DIRECTIONS FOR THIS TASK
Read the records and gather each line that includes "Honorable".

INPUT DATA

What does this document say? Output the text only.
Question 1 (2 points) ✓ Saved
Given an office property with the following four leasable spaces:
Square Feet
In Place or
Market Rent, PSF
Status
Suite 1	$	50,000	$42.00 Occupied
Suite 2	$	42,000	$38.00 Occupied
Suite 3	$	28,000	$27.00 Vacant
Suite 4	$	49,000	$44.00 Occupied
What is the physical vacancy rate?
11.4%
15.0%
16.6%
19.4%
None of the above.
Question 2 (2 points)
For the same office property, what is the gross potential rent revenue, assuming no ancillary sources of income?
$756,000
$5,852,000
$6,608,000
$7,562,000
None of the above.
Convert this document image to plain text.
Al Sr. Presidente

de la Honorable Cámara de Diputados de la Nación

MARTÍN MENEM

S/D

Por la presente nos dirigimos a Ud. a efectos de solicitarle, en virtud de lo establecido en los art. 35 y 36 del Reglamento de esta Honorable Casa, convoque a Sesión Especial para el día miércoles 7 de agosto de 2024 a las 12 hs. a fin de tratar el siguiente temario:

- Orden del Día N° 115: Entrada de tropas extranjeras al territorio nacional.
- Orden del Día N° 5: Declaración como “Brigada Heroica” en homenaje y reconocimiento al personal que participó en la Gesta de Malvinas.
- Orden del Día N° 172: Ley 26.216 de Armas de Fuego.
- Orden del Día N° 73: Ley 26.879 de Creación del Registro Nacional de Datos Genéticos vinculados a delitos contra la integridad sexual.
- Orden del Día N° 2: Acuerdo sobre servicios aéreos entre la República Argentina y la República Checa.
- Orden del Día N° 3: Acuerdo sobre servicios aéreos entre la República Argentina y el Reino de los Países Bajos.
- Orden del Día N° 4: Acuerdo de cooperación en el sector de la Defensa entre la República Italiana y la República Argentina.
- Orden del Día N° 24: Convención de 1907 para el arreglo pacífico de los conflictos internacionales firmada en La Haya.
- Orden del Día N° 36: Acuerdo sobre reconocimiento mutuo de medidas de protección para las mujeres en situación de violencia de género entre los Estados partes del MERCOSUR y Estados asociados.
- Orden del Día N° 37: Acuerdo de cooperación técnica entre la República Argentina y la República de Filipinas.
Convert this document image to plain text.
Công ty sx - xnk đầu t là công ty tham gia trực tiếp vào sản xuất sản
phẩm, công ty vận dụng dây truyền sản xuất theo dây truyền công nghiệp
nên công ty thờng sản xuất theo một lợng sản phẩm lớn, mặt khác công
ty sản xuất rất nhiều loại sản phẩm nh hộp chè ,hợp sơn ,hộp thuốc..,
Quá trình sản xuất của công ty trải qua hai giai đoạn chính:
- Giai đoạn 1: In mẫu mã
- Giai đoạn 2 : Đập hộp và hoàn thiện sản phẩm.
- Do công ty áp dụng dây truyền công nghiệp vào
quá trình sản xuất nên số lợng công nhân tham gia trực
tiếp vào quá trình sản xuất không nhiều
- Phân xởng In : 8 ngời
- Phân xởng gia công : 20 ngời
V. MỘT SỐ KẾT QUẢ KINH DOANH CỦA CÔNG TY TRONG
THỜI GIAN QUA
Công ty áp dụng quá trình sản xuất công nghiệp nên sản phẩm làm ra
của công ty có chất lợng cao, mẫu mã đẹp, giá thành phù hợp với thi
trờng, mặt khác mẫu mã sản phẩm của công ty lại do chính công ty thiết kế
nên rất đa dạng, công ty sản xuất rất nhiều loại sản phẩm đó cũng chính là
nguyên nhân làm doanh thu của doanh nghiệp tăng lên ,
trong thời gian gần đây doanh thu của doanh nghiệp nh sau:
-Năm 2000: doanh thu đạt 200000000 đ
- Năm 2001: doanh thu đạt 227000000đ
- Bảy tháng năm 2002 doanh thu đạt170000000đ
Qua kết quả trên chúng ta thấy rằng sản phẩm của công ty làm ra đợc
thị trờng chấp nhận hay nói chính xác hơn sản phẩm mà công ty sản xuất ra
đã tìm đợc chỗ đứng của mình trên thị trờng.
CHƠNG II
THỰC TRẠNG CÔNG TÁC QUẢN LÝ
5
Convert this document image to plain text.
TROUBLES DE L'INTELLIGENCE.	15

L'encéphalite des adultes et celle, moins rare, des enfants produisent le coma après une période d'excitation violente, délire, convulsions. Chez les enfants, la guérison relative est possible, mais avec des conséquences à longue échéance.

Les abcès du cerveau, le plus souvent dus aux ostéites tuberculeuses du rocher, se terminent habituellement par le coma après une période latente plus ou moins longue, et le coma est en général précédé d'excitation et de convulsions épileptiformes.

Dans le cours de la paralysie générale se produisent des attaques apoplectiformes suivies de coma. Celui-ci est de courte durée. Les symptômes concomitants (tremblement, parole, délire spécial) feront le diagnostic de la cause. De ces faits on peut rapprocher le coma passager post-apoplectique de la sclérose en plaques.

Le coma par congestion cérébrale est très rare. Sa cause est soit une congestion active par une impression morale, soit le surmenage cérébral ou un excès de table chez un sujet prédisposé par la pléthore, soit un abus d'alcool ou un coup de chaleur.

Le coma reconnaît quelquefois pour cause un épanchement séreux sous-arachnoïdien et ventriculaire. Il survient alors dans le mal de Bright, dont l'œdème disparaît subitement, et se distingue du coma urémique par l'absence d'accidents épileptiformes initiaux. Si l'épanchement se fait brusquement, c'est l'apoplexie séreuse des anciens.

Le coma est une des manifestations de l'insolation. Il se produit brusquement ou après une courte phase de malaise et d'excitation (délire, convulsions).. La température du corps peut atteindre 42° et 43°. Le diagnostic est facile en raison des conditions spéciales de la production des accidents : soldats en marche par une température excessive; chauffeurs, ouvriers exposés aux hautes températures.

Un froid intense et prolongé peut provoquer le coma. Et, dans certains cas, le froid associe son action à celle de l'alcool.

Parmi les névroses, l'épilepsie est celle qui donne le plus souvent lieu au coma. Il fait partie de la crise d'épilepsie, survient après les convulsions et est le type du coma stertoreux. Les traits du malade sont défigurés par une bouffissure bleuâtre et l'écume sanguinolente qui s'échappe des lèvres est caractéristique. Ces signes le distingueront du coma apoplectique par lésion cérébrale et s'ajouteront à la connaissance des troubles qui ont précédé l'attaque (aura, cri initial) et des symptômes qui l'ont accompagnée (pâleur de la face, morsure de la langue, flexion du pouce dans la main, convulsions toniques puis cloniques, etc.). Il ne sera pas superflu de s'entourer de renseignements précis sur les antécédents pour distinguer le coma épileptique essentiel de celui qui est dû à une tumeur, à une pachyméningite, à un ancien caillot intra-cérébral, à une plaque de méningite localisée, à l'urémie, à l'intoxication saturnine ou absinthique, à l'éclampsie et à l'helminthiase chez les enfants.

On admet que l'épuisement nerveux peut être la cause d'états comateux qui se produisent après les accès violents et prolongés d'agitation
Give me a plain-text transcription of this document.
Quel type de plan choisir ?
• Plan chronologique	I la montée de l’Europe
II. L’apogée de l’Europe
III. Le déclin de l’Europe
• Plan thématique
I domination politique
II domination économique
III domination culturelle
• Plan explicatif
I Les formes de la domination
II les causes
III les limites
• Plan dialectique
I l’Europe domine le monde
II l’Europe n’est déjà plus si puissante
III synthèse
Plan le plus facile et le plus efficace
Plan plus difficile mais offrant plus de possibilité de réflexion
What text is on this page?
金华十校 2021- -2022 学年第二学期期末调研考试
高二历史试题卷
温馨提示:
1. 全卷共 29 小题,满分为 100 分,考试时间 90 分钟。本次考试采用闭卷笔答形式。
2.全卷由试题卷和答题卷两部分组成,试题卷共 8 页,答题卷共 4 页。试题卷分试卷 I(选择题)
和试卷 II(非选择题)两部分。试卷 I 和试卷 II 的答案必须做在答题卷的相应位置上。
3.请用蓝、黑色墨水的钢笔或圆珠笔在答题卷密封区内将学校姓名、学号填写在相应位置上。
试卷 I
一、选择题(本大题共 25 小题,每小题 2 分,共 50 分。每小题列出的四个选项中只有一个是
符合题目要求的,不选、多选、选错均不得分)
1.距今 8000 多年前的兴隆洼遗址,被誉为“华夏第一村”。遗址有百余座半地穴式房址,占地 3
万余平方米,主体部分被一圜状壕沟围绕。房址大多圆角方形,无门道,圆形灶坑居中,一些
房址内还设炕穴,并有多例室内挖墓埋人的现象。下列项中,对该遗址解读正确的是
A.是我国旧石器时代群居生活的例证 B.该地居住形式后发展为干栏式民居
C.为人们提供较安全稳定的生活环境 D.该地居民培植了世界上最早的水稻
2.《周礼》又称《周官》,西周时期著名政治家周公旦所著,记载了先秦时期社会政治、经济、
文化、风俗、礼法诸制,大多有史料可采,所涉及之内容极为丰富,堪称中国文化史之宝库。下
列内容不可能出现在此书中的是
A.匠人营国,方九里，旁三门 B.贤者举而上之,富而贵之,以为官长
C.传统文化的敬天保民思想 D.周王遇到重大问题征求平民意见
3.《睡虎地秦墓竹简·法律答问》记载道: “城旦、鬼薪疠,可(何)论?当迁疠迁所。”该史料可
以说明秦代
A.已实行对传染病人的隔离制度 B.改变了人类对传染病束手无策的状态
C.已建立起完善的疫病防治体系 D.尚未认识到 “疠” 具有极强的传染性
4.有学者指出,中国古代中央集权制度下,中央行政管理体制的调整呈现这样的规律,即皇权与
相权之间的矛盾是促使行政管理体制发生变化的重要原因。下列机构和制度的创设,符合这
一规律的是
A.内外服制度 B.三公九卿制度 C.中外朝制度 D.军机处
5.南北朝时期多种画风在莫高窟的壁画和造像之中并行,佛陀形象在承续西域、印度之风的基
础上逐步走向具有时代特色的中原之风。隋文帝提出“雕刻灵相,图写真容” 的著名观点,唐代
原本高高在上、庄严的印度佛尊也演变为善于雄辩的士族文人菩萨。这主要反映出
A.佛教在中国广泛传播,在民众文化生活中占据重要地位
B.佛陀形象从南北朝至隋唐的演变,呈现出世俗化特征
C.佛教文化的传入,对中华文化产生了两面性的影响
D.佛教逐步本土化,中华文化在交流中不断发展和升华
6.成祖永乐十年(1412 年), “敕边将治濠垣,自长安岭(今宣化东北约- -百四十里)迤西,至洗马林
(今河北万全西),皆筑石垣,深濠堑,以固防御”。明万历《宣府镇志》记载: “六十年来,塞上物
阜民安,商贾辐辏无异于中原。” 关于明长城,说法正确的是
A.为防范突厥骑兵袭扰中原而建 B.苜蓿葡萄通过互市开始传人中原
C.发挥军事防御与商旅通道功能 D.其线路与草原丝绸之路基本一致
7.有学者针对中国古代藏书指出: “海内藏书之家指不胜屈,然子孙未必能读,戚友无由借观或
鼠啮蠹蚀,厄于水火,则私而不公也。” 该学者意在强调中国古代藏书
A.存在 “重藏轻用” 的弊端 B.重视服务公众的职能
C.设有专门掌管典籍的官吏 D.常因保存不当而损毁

TASK RESPONSE
de la Honorable Cámara de Diputados de la Nación
Por la presente nos dirigimos a Ud. a efectos de solicitarle, en virtud de lo establecido en los art. 35 y 36 del Reglamento de esta Honorable Casa, convoque a Sesión Especial para el día miércoles 7 de agosto de 2024 a las 12 hs. a fin de tratar el siguiente temario:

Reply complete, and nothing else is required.